··· DATA SECTION
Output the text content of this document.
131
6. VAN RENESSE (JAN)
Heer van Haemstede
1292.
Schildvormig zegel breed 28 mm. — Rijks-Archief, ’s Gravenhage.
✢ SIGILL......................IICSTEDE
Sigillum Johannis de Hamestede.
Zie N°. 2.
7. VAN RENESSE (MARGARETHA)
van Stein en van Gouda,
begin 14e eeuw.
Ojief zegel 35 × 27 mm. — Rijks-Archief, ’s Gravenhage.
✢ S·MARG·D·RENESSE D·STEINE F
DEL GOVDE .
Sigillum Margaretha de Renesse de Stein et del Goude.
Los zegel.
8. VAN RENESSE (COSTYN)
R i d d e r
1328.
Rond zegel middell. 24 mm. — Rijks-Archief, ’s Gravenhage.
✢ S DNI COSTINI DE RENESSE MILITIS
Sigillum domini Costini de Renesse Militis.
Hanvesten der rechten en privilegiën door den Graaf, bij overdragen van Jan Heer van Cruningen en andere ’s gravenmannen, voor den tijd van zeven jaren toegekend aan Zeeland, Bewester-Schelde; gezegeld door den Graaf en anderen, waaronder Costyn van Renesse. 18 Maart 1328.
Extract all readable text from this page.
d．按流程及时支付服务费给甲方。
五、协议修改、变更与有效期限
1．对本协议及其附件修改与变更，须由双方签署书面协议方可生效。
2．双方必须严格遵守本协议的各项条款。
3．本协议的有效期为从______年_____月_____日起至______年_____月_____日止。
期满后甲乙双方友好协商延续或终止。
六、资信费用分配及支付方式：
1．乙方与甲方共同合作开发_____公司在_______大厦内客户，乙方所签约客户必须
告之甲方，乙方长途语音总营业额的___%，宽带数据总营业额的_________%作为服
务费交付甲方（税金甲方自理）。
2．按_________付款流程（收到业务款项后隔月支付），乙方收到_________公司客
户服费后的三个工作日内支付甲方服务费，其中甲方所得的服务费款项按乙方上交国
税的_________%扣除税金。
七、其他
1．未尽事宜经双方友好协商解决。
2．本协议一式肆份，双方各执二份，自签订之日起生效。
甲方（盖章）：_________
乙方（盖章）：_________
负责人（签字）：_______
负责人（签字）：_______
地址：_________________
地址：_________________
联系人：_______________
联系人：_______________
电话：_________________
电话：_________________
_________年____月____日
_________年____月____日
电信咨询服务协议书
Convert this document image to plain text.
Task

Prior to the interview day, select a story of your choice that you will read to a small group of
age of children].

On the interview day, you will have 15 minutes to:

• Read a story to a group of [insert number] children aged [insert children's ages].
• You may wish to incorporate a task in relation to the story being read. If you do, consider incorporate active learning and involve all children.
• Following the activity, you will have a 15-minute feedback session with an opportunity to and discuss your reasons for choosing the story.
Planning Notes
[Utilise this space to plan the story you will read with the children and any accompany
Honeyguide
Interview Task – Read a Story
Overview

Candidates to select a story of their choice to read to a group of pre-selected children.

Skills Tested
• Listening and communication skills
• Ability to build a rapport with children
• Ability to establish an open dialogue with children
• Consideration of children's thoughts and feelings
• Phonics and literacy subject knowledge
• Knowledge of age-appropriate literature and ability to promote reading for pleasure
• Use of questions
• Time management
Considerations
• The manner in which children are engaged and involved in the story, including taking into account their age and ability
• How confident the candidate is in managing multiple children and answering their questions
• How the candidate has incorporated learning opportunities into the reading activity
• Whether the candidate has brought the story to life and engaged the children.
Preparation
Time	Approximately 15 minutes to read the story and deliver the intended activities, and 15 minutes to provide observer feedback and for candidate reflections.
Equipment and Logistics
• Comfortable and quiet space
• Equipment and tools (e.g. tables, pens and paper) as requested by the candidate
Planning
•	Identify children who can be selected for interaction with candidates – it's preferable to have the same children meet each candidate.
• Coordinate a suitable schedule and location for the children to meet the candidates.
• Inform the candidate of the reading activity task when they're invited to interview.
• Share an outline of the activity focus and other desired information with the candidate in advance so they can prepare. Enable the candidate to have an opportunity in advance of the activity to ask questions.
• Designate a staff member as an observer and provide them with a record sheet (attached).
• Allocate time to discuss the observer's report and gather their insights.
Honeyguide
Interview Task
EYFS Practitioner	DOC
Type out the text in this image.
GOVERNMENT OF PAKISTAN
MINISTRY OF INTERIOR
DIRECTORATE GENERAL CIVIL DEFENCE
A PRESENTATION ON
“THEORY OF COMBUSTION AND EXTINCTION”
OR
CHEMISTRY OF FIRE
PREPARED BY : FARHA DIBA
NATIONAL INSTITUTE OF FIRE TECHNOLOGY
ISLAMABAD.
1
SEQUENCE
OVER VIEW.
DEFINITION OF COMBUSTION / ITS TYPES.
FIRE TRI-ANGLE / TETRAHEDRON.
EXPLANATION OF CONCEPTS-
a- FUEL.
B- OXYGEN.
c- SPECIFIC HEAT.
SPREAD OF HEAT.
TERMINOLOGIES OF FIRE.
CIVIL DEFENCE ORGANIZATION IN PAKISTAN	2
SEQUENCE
······
**EXERCISE**
Hand back the material above in full, exactly as written.

**FINAL RESULT**
Output the text content of this document.
131
6. VAN RENESSE (JAN)
Heer van Haemstede
1292.
Schildvormig zegel breed 28 mm. — Rijks-Archief, ’s Gravenhage.
✢ SIGILL......................IICSTEDE
Sigillum Johannis de Hamestede.
Zie N°. 2.
7. VAN RENESSE (MARGARETHA)
van Stein en van Gouda,
begin 14e eeuw.
Ojief zegel 35 × 27 mm. — Rijks-Archief, ’s Gravenhage.
✢ S·MARG·D·RENESSE D·STEINE F
DEL GOVDE .
Sigillum Margaretha de Renesse de Stein et del Goude.
Los zegel.
8. VAN RENESSE (COSTYN)
R i d d e r
1328.
Rond zegel middell. 24 mm. — Rijks-Archief, ’s Gravenhage.
✢ S DNI COSTINI DE RENESSE MILITIS
Sigillum domini Costini de Renesse Militis.
Hanvesten der rechten en privilegiën door den Graaf, bij overdragen van Jan Heer van Cruningen en andere ’s gravenmannen, voor den tijd van zeven jaren toegekend aan Zeeland, Bewester-Schelde; gezegeld door den Graaf en anderen, waaronder Costyn van Renesse. 18 Maart 1328.
Extract all readable text from this page.
d．按流程及时支付服务费给甲方。
五、协议修改、变更与有效期限
1．对本协议及其附件修改与变更，须由双方签署书面协议方可生效。
2．双方必须严格遵守本协议的各项条款。
3．本协议的有效期为从______年_____月_____日起至______年_____月_____日止。
期满后甲乙双方友好协商延续或终止。
六、资信费用分配及支付方式：
1．乙方与甲方共同合作开发_____公司在_______大厦内客户，乙方所签约客户必须
告之甲方，乙方长途语音总营业额的___%，宽带数据总营业额的_________%作为服
务费交付甲方（税金甲方自理）。
2．按_________付款流程（收到业务款项后隔月支付），乙方收到_________公司客
户服费后的三个工作日内支付甲方服务费，其中甲方所得的服务费款项按乙方上交国
税的_________%扣除税金。
七、其他
1．未尽事宜经双方友好协商解决。
2．本协议一式肆份，双方各执二份，自签订之日起生效。
甲方（盖章）：_________
乙方（盖章）：_________
负责人（签字）：_______
负责人（签字）：_______
地址：_________________
地址：_________________
联系人：_______________
联系人：_______________
电话：_________________
电话：_________________
_________年____月____日
_________年____月____日
电信咨询服务协议书
Convert this document image to plain text.
Task

Prior to the interview day, select a story of your choice that you will read to a small group of
age of children].

On the interview day, you will have 15 minutes to:

• Read a story to a group of [insert number] children aged [insert children's ages].
• You may wish to incorporate a task in relation to the story being read. If you do, consider incorporate active learning and involve all children.
• Following the activity, you will have a 15-minute feedback session with an opportunity to and discuss your reasons for choosing the story.
Planning Notes
[Utilise this space to plan the story you will read with the children and any accompany
Honeyguide
Interview Task – Read a Story
Overview

Candidates to select a story of their choice to read to a group of pre-selected children.

Skills Tested
• Listening and communication skills
• Ability to build a rapport with children
• Ability to establish an open dialogue with children
• Consideration of children's thoughts and feelings
• Phonics and literacy subject knowledge
• Knowledge of age-appropriate literature and ability to promote reading for pleasure
• Use of questions
• Time management
Considerations
• The manner in which children are engaged and involved in the story, including taking into account their age and ability
• How confident the candidate is in managing multiple children and answering their questions
• How the candidate has incorporated learning opportunities into the reading activity
• Whether the candidate has brought the story to life and engaged the children.
Preparation
Time	Approximately 15 minutes to read the story and deliver the intended activities, and 15 minutes to provide observer feedback and for candidate reflections.
Equipment and Logistics
• Comfortable and quiet space
• Equipment and tools (e.g. tables, pens and paper) as requested by the candidate
Planning
•	Identify children who can be selected for interaction with candidates – it's preferable to have the same children meet each candidate.
• Coordinate a suitable schedule and location for the children to meet the candidates.
• Inform the candidate of the reading activity task when they're invited to interview.
• Share an outline of the activity focus and other desired information with the candidate in advance so they can prepare. Enable the candidate to have an opportunity in advance of the activity to ask questions.
• Designate a staff member as an observer and provide them with a record sheet (attached).
• Allocate time to discuss the observer's report and gather their insights.
Honeyguide
Interview Task
EYFS Practitioner	DOC
Type out the text in this image.
GOVERNMENT OF PAKISTAN
MINISTRY OF INTERIOR
DIRECTORATE GENERAL CIVIL DEFENCE
A PRESENTATION ON
“THEORY OF COMBUSTION AND EXTINCTION”
OR
CHEMISTRY OF FIRE
PREPARED BY : FARHA DIBA
NATIONAL INSTITUTE OF FIRE TECHNOLOGY
ISLAMABAD.
1
SEQUENCE
OVER VIEW.
DEFINITION OF COMBUSTION / ITS TYPES.
FIRE TRI-ANGLE / TETRAHEDRON.
EXPLANATION OF CONCEPTS-
a- FUEL.
B- OXYGEN.
c- SPECIFIC HEAT.
SPREAD OF HEAT.
TERMINOLOGIES OF FIRE.
CIVIL DEFENCE ORGANIZATION IN PAKISTAN	2
SEQUENCE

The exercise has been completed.